(Исходный фрагмент)

«...Сергей Павлович был руководителем резким. Когда говорят, что он был паинькой, не верьте. ... Совсем другим был теоретик нашего космоса, академик Мстислав Келдыш, который тоже у нас нередко бывал. Он был интеллигентнее, мягче, ему хватало терпения выслушать. ...»
Одному из отцов российской космической навигации, уроженцу Витебской области, главному научному сотруднику НИИ космических систем имени А.А. Максимова, заслуженному деятелю науки Российской Федерации, доктору технических наук Владимиру Степановичу Чаплинскому исполняется 90 лет.
И по дорогам звёздным вели мы первый путь
Новенький капотный пазик катился по разбитой улице Болшева. По сторонам от дороги возвышался сосновый лес, время от времени прерывавшийся дачами, какими-то магазинами, постройками и заборами. Cвободных мест в салоне хватало, однако группа молодых людей предпочитала стоять плотной кучкой на задней площадке, рядом с закрытым брезентом запасным колесом. Ребята молчали, и лишь один из них постоянно нашёптывал приятелям:
– Нет, ну как мы его найдём? Мы что, шпионы? Хоть бы адрес какой дали, а то «Болшево, НИИ-4, только никого о нём не спрашивайте, объект секретный. Вы молодые, сообразительные, вот и проявите эту сообразительность». Им легко говорить...
– Ты помолчи лучше, – тоже полушёпотом остановил его паренёк постарше. – Молотишь языком. НИИ... Тут люди кругом, а ты болтаешь, – он обвёл выразительным взглядом полупустой салон. – Найдём как-нибудь. Болшево – это тебе не Москва.
Между тем за окном вырос высокий деревянный забор, автобус остановился и кондукторша, сидевшая на особом кондукторском кресле, громко объявила:
– НИИ-4.
Затем она повернулась к молодым людям:
– Ребятки, вам, наверное, выходить.
Так для выпускников Военно-воздушной инженерной академии имени Можайского, среди которых был и 28-летний Володя Чаплинский, началась космическая эра.
1960 год был самым обычным годом того необычного периода. Оттепель в разгаре, энтузиазм у людей зашкаливает. Да и есть отчего: страна после Великой войны восстановлена, атом покорён, вокруг планеты уже летают искусственные спутники. И необитаемые, плотно нашпигованные электроникой, и с собаками, и с крысами, даже с обезьянами. Не сегодня – так завтра на орбиту отправится первый человек, и это будет обязательно гражданин СССР. Не случайно же Никита Сергеевич Хрущёв в беседе с американскими журналистами сказал, что Советский Союз «запустит человека в космос, как только будут созданы необходимые технические условия». И уж кто-кто, а выпускники легендарной Можайки, знали, что «необходимые технические условия» создаются полным ходом. И именно им, вчерашним слушателям академии, уже совсем скоро предстоит начертить в «четвёрке» первые «космические карты».

[Списки размеченных областей]

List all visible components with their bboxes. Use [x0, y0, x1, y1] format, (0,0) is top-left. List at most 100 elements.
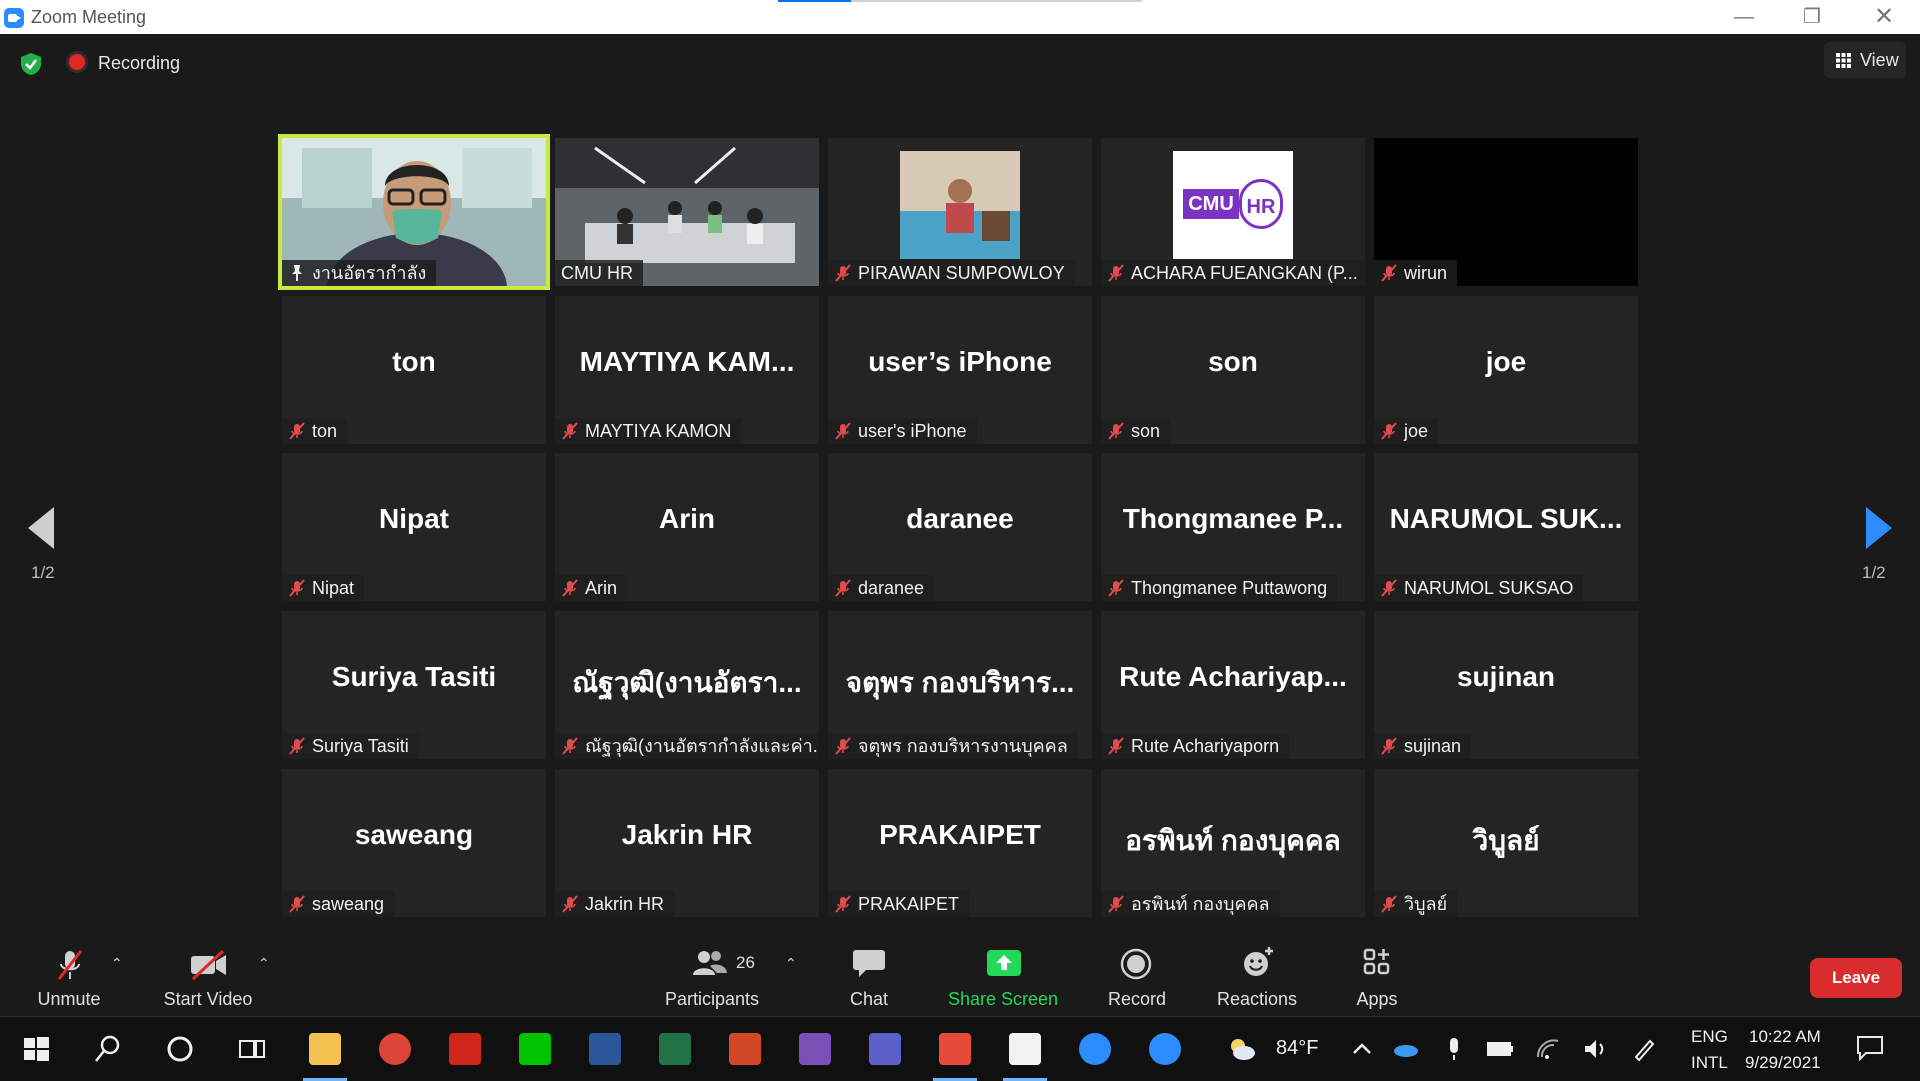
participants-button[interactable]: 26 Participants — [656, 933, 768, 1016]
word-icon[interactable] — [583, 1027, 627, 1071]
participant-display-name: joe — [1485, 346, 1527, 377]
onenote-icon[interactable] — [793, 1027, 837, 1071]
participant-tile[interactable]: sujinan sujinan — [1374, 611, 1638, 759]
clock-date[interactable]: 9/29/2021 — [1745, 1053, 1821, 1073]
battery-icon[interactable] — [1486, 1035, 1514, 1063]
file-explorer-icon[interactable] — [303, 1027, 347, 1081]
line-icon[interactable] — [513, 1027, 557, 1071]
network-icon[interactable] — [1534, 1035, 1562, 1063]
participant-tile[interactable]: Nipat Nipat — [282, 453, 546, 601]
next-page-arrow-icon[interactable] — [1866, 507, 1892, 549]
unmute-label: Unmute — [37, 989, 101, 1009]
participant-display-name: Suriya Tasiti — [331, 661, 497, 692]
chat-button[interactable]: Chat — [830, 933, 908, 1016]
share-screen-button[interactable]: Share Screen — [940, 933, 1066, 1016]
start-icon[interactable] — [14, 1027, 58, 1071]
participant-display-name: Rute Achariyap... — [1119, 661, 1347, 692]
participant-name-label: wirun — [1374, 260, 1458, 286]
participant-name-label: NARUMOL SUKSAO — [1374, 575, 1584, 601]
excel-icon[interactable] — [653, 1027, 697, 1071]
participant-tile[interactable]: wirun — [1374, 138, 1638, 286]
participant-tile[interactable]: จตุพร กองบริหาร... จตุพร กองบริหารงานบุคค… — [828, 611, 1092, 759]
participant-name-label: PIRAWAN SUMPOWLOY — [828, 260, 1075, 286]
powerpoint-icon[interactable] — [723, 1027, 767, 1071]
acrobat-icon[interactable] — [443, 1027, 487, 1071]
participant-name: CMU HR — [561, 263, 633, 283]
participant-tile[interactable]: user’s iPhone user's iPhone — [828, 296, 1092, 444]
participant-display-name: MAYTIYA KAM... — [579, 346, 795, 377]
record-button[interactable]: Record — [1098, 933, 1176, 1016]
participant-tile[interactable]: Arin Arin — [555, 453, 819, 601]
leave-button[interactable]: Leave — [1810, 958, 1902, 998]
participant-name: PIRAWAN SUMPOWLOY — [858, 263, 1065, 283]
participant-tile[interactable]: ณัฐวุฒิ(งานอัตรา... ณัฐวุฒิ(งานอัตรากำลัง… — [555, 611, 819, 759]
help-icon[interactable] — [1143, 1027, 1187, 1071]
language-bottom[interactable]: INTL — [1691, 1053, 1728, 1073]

(Список заданий)
(a) Ответьте на вопросы по тексту о Владимире Чаплинском:
(i) Сколько лет исполняется Владимиру Степановичу Чаплинскому?
(ii) Выпускниками какой академии были молодые люди, ехавшие в автобусе?
(iii) Какой год назван «самым обычным годом того необычного периода»?
(b) Продолжите текст о Владимире Чаплинском после его последнего предложения.
Этот материал никак не связан с текстом о Владимире Чаплинском.

(Ответы)
(a)
(i) 90 лет.
(ii) Военно-воздушной инженерной академии имени Можайского.
(iii) 1960 год.

(b)
– Космическая отрасль тогда только вставала на ноги, – вспоминает Владимир Степанович. – Всё было впервые, и потому, конечно, работалось с огромным интересом. Подумать только, как быстро мы тогда становились космическими учёными специалистами!
И правда, когда ребята в середине 1950-х поступали в Академию Можайского, о космосе и о ракетах ещё никто из них не думал. Ракетные войска стратегического назначения в СССР начали формироваться только в 1959 году. Специалистов этого направления в стране почти не было. Вот тогда и решено было позаимствовать их у авиации. Выпускной курс разбили на две группы, первую отправили на Байконур, а вторую – в подмосковное Болшево, в оборонное НИИ-4.
– Тогда ведь выбора не было «хочу – не хочу». Думал: «Иду в научно-исследовательский институт, а способен ли я к этой работе?» Я знаю, что как инженер вполне бы справился, потому что у меня после военного авиационного училища было три года практической работы на реактивных бомбардировщиках Ил-28. Я знал дело. Так что к инженерной работе я был готов, а вот к научной… Кто знает, как оно получится. Но меня никто особо не спрашивал, не интересовался моими переживаниями. Надо – значит, надо. Работай.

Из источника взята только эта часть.